The task ▸ Omit all images. Transcribe the rest of the material below exactly.

Dataset ▸
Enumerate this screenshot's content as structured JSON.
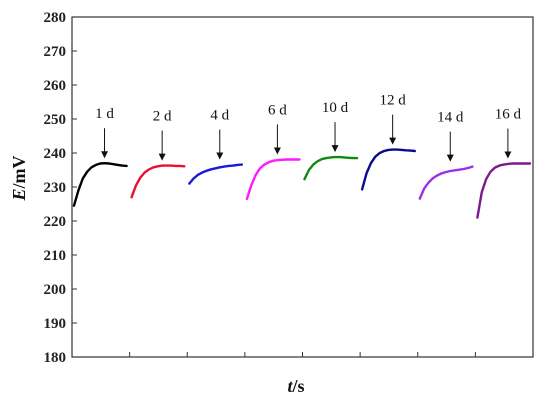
{
  "chart_data": {
    "type": "line",
    "xlabel": {
      "italic": "t",
      "unit": "/s"
    },
    "ylabel": {
      "italic": "E",
      "unit": "/mV"
    },
    "ylim": [
      180,
      280
    ],
    "yticks": [
      "180",
      "190",
      "200",
      "210",
      "220",
      "230",
      "240",
      "250",
      "260",
      "270",
      "280"
    ],
    "grid": false,
    "legend": "none",
    "segments": [
      {
        "label": "1 d",
        "color": "#000000",
        "values": [
          224.5,
          229,
          232.5,
          234.5,
          235.8,
          236.5,
          236.9,
          237.0,
          236.9,
          236.7,
          236.5,
          236.3,
          236.2
        ]
      },
      {
        "label": "2 d",
        "color": "#e8112d",
        "values": [
          227.0,
          230.5,
          232.8,
          234.3,
          235.2,
          235.8,
          236.1,
          236.3,
          236.3,
          236.3,
          236.2,
          236.2,
          236.1
        ]
      },
      {
        "label": "4 d",
        "color": "#1a1adb",
        "values": [
          231.0,
          232.5,
          233.6,
          234.3,
          234.8,
          235.2,
          235.5,
          235.8,
          236.0,
          236.2,
          236.3,
          236.5,
          236.6
        ]
      },
      {
        "label": "6 d",
        "color": "#ff1aff",
        "values": [
          226.5,
          230.5,
          233.5,
          235.5,
          236.6,
          237.3,
          237.7,
          237.9,
          238.0,
          238.1,
          238.1,
          238.1,
          238.1
        ]
      },
      {
        "label": "10 d",
        "color": "#118a11",
        "values": [
          232.3,
          235.0,
          236.6,
          237.6,
          238.2,
          238.5,
          238.7,
          238.8,
          238.8,
          238.7,
          238.6,
          238.5,
          238.5
        ]
      },
      {
        "label": "12 d",
        "color": "#0a0a8c",
        "values": [
          229.3,
          234.0,
          237.0,
          238.9,
          240.0,
          240.6,
          240.9,
          241.0,
          241.0,
          240.9,
          240.8,
          240.7,
          240.6
        ]
      },
      {
        "label": "14 d",
        "color": "#9b30e6",
        "values": [
          226.6,
          229.5,
          231.3,
          232.6,
          233.4,
          234.0,
          234.4,
          234.7,
          234.9,
          235.1,
          235.3,
          235.6,
          236.0
        ]
      },
      {
        "label": "16 d",
        "color": "#7a1a8e",
        "values": [
          221.0,
          228.5,
          232.3,
          234.5,
          235.7,
          236.3,
          236.6,
          236.8,
          236.9,
          236.9,
          236.9,
          236.9,
          236.9
        ]
      }
    ]
  }
}
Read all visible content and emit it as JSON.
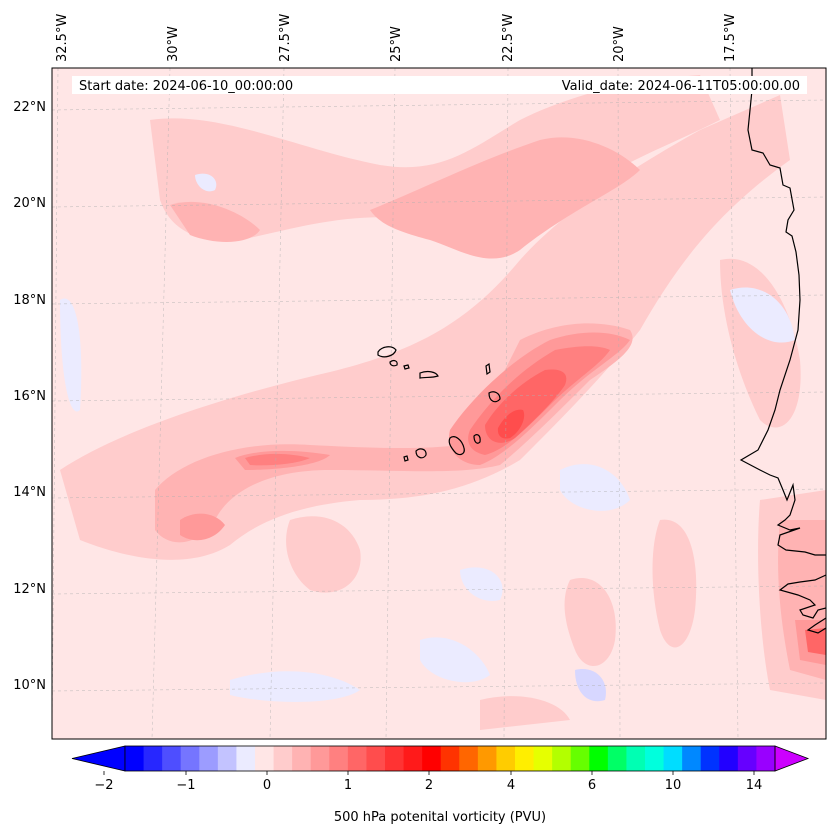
{
  "map": {
    "start_date": "Start date: 2024-06-10_00:00:00",
    "valid_date": "Valid_date: 2024-06-11T05:00:00.00",
    "longitude_labels": [
      "32.5°W",
      "30°W",
      "27.5°W",
      "25°W",
      "22.5°W",
      "20°W",
      "17.5°W"
    ],
    "latitude_labels": [
      "22°N",
      "20°N",
      "18°N",
      "16°N",
      "14°N",
      "12°N",
      "10°N"
    ],
    "field": "500 hPa potenital vorticity (PVU)",
    "coastline_color": "#000000"
  },
  "colorbar": {
    "title": "500 hPa potenital vorticity (PVU)",
    "tick_labels": [
      "−2",
      "−1",
      "0",
      "1",
      "2",
      "4",
      "6",
      "10",
      "14"
    ],
    "colors": [
      "#0000ff",
      "#2727ff",
      "#4e4eff",
      "#7575ff",
      "#9c9cff",
      "#c3c3ff",
      "#ebebff",
      "#ffe6e6",
      "#ffcccc",
      "#ffb3b3",
      "#ff9999",
      "#ff8080",
      "#ff6666",
      "#ff4d4d",
      "#ff3333",
      "#ff1a1a",
      "#ff0000",
      "#ff3300",
      "#ff6600",
      "#ff9900",
      "#ffcc00",
      "#ffee00",
      "#e6ff00",
      "#b3ff00",
      "#66ff00",
      "#00ff00",
      "#00ff66",
      "#00ffb3",
      "#00ffdd",
      "#00ddff",
      "#0088ff",
      "#0033ff",
      "#2200ff",
      "#6600ff",
      "#9900ff"
    ],
    "under_color": "#0000ff",
    "over_color": "#cc00ff"
  }
}
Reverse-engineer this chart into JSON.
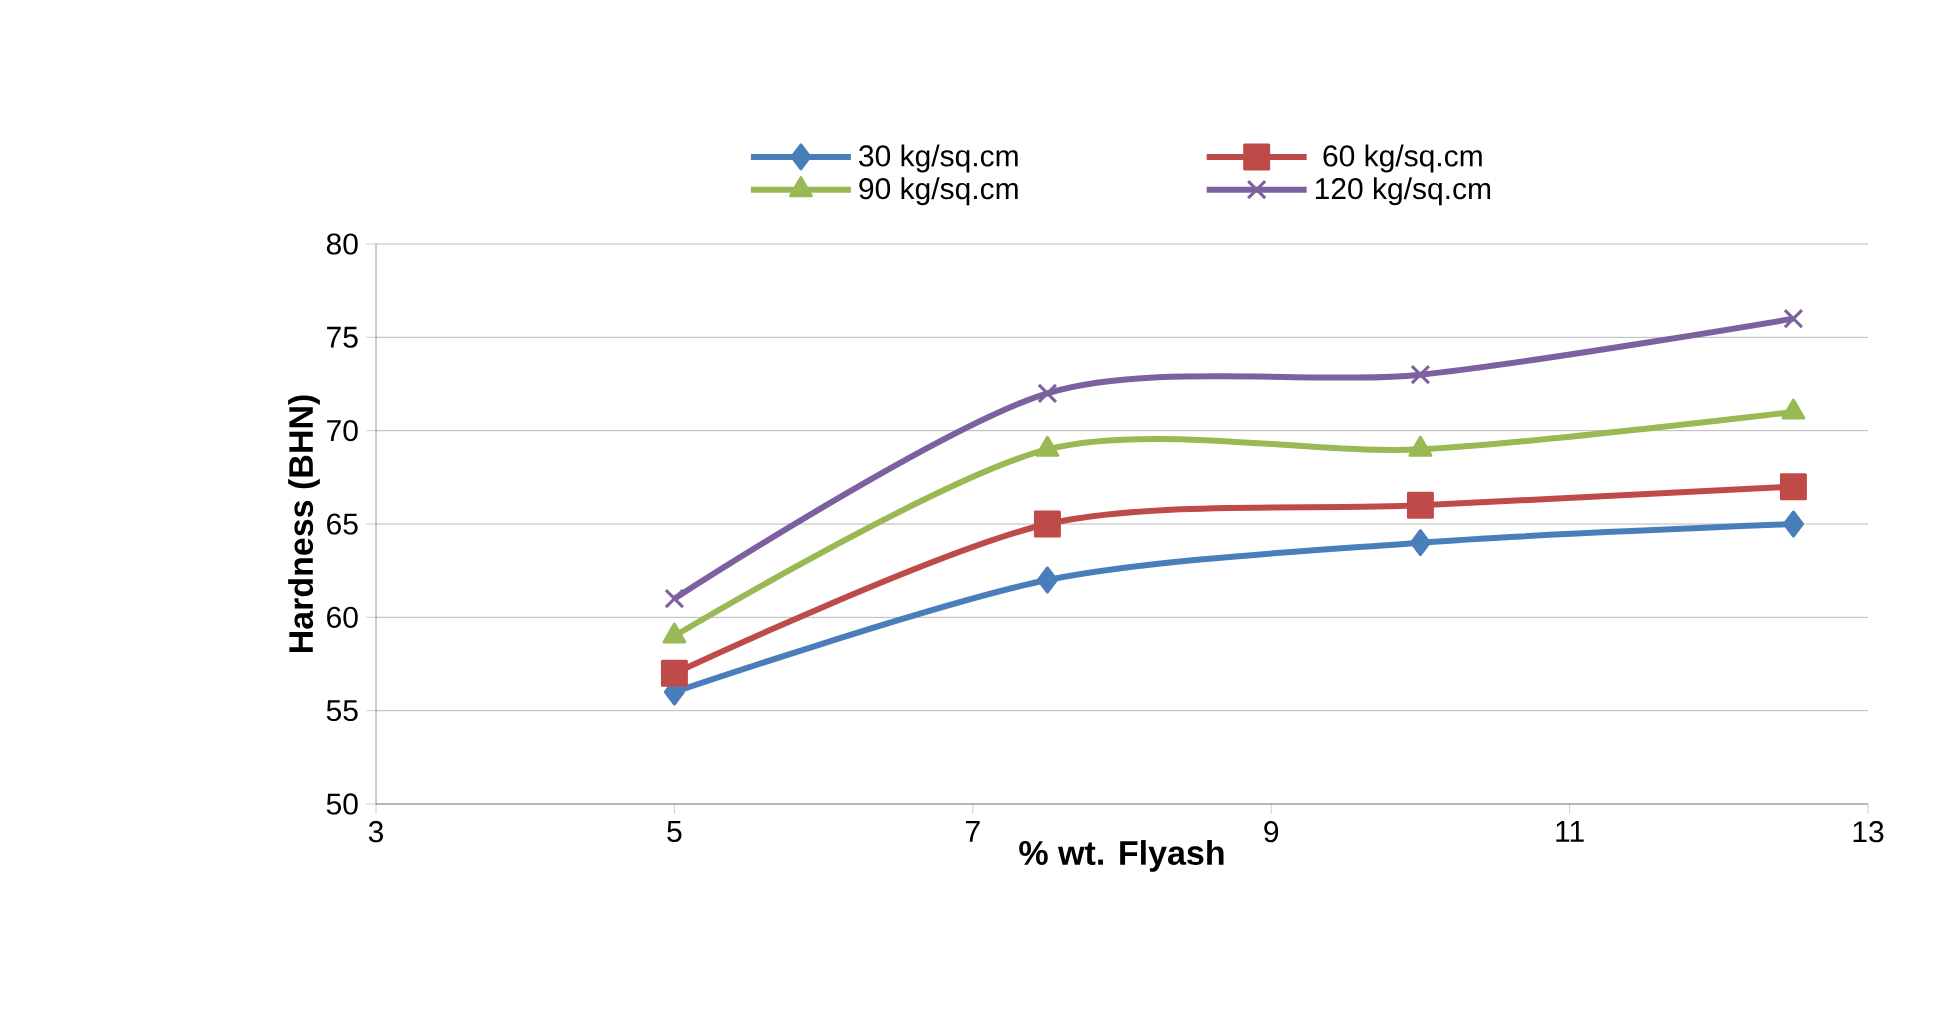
{
  "chart_data": {
    "type": "line",
    "xlabel": "% wt. Flyash",
    "ylabel": "Hardness (BHN)",
    "x": [
      5,
      7.5,
      10,
      12.5
    ],
    "series": [
      {
        "name": "30 kg/sq.cm",
        "color": "#4a7ebb",
        "marker": "diamond",
        "values": [
          56,
          62,
          64,
          65
        ]
      },
      {
        "name": "60 kg/sq.cm",
        "color": "#be4b48",
        "marker": "square",
        "values": [
          57,
          65,
          66,
          67
        ]
      },
      {
        "name": "90 kg/sq.cm",
        "color": "#98b954",
        "marker": "triangle",
        "values": [
          59,
          69,
          69,
          71
        ]
      },
      {
        "name": "120 kg/sq.cm",
        "color": "#7d60a0",
        "marker": "cross",
        "values": [
          61,
          72,
          73,
          76
        ]
      }
    ],
    "xlim": [
      3,
      13
    ],
    "xticks": [
      3,
      5,
      7,
      9,
      11,
      13
    ],
    "ylim": [
      50,
      80
    ],
    "yticks": [
      50,
      55,
      60,
      65,
      70,
      75,
      80
    ],
    "grid": "y",
    "legend": "top",
    "line_style": "solid"
  }
}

Response below ▸
Enumerate this screenshot's content as structured JSON.
{
  "chart_data": {
    "type": "line",
    "xlabel": {
      "italic": "t",
      "unit": "/s"
    },
    "ylabel": {
      "italic": "E",
      "unit": "/mV"
    },
    "ylim": [
      180,
      280
    ],
    "yticks": [
      "180",
      "190",
      "200",
      "210",
      "220",
      "230",
      "240",
      "250",
      "260",
      "270",
      "280"
    ],
    "grid": false,
    "legend": "none",
    "segments": [
      {
        "label": "1 d",
        "color": "#000000",
        "values": [
          224.5,
          229,
          232.5,
          234.5,
          235.8,
          236.5,
          236.9,
          237.0,
          236.9,
          236.7,
          236.5,
          236.3,
          236.2
        ]
      },
      {
        "label": "2 d",
        "color": "#e8112d",
        "values": [
          227.0,
          230.5,
          232.8,
          234.3,
          235.2,
          235.8,
          236.1,
          236.3,
          236.3,
          236.3,
          236.2,
          236.2,
          236.1
        ]
      },
      {
        "label": "4 d",
        "color": "#1a1adb",
        "values": [
          231.0,
          232.5,
          233.6,
          234.3,
          234.8,
          235.2,
          235.5,
          235.8,
          236.0,
          236.2,
          236.3,
          236.5,
          236.6
        ]
      },
      {
        "label": "6 d",
        "color": "#ff1aff",
        "values": [
          226.5,
          230.5,
          233.5,
          235.5,
          236.6,
          237.3,
          237.7,
          237.9,
          238.0,
          238.1,
          238.1,
          238.1,
          238.1
        ]
      },
      {
        "label": "10 d",
        "color": "#118a11",
        "values": [
          232.3,
          235.0,
          236.6,
          237.6,
          238.2,
          238.5,
          238.7,
          238.8,
          238.8,
          238.7,
          238.6,
          238.5,
          238.5
        ]
      },
      {
        "label": "12 d",
        "color": "#0a0a8c",
        "values": [
          229.3,
          234.0,
          237.0,
          238.9,
          240.0,
          240.6,
          240.9,
          241.0,
          241.0,
          240.9,
          240.8,
          240.7,
          240.6
        ]
      },
      {
        "label": "14 d",
        "color": "#9b30e6",
        "values": [
          226.6,
          229.5,
          231.3,
          232.6,
          233.4,
          234.0,
          234.4,
          234.7,
          234.9,
          235.1,
          235.3,
          235.6,
          236.0
        ]
      },
      {
        "label": "16 d",
        "color": "#7a1a8e",
        "values": [
          221.0,
          228.5,
          232.3,
          234.5,
          235.7,
          236.3,
          236.6,
          236.8,
          236.9,
          236.9,
          236.9,
          236.9,
          236.9
        ]
      }
    ]
  }
}
Read all visible content and emit it as JSON.
{
  "map": {
    "start_date": "Start date: 2024-06-10_00:00:00",
    "valid_date": "Valid_date: 2024-06-11T05:00:00.00",
    "longitude_labels": [
      "32.5°W",
      "30°W",
      "27.5°W",
      "25°W",
      "22.5°W",
      "20°W",
      "17.5°W"
    ],
    "latitude_labels": [
      "22°N",
      "20°N",
      "18°N",
      "16°N",
      "14°N",
      "12°N",
      "10°N"
    ],
    "field": "500 hPa potenital vorticity (PVU)",
    "coastline_color": "#000000"
  },
  "colorbar": {
    "title": "500 hPa potenital vorticity (PVU)",
    "tick_labels": [
      "−2",
      "−1",
      "0",
      "1",
      "2",
      "4",
      "6",
      "10",
      "14"
    ],
    "colors": [
      "#0000ff",
      "#2727ff",
      "#4e4eff",
      "#7575ff",
      "#9c9cff",
      "#c3c3ff",
      "#ebebff",
      "#ffe6e6",
      "#ffcccc",
      "#ffb3b3",
      "#ff9999",
      "#ff8080",
      "#ff6666",
      "#ff4d4d",
      "#ff3333",
      "#ff1a1a",
      "#ff0000",
      "#ff3300",
      "#ff6600",
      "#ff9900",
      "#ffcc00",
      "#ffee00",
      "#e6ff00",
      "#b3ff00",
      "#66ff00",
      "#00ff00",
      "#00ff66",
      "#00ffb3",
      "#00ffdd",
      "#00ddff",
      "#0088ff",
      "#0033ff",
      "#2200ff",
      "#6600ff",
      "#9900ff"
    ],
    "under_color": "#0000ff",
    "over_color": "#cc00ff"
  }
}
Reverse-engineer this chart into JSON.
{
  "chart_data": {
    "type": "line",
    "xlabel": "% wt. Flyash",
    "ylabel": "Hardness (BHN)",
    "x": [
      5,
      7.5,
      10,
      12.5
    ],
    "series": [
      {
        "name": "30 kg/sq.cm",
        "color": "#4a7ebb",
        "marker": "diamond",
        "values": [
          56,
          62,
          64,
          65
        ]
      },
      {
        "name": "60 kg/sq.cm",
        "color": "#be4b48",
        "marker": "square",
        "values": [
          57,
          65,
          66,
          67
        ]
      },
      {
        "name": "90 kg/sq.cm",
        "color": "#98b954",
        "marker": "triangle",
        "values": [
          59,
          69,
          69,
          71
        ]
      },
      {
        "name": "120 kg/sq.cm",
        "color": "#7d60a0",
        "marker": "cross",
        "values": [
          61,
          72,
          73,
          76
        ]
      }
    ],
    "xlim": [
      3,
      13
    ],
    "xticks": [
      3,
      5,
      7,
      9,
      11,
      13
    ],
    "ylim": [
      50,
      80
    ],
    "yticks": [
      50,
      55,
      60,
      65,
      70,
      75,
      80
    ],
    "grid": "y",
    "legend": "top",
    "line_style": "solid"
  }
}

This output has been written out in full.